— TASK TO CARRY OUT —
Write out each line in which the string "Manganese" is present.

— SUPPLIED MATERIAL —
——————————

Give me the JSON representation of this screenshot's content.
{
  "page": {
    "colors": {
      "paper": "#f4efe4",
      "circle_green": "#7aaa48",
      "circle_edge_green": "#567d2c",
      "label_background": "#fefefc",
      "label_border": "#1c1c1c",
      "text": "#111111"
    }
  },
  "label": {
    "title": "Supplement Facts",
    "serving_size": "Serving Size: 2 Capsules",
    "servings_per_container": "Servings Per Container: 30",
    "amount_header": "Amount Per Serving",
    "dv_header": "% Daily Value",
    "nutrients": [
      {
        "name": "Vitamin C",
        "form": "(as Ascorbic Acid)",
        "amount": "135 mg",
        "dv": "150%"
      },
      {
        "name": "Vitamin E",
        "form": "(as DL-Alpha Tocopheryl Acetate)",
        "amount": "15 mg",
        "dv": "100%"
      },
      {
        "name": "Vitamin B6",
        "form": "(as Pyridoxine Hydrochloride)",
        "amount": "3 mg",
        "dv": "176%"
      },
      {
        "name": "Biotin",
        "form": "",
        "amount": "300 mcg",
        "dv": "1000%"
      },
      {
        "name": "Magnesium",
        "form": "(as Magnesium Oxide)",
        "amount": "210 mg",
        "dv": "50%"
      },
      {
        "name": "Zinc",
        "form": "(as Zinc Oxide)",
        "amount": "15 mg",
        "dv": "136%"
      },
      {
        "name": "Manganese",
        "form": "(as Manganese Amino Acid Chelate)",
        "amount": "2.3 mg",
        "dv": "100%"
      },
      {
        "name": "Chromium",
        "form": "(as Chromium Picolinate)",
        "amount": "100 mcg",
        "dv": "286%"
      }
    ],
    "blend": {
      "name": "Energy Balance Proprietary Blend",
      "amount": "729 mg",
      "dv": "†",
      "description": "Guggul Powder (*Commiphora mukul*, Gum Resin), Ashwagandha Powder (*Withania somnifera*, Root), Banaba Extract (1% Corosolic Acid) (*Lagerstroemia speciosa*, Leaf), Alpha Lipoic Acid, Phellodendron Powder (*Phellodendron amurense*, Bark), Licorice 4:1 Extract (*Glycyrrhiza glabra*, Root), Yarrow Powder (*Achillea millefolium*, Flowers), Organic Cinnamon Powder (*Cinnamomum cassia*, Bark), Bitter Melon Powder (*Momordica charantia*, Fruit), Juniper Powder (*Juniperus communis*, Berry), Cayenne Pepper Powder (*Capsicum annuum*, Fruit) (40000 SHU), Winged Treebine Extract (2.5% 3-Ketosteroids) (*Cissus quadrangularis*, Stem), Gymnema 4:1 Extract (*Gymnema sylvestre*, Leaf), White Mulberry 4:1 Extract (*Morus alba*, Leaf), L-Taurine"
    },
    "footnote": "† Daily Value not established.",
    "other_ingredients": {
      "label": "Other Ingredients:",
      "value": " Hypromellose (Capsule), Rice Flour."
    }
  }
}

——————————

— CORRECT RESULT —
        "name": "Manganese",
        "form": "(as Manganese Amino Acid Chelate)",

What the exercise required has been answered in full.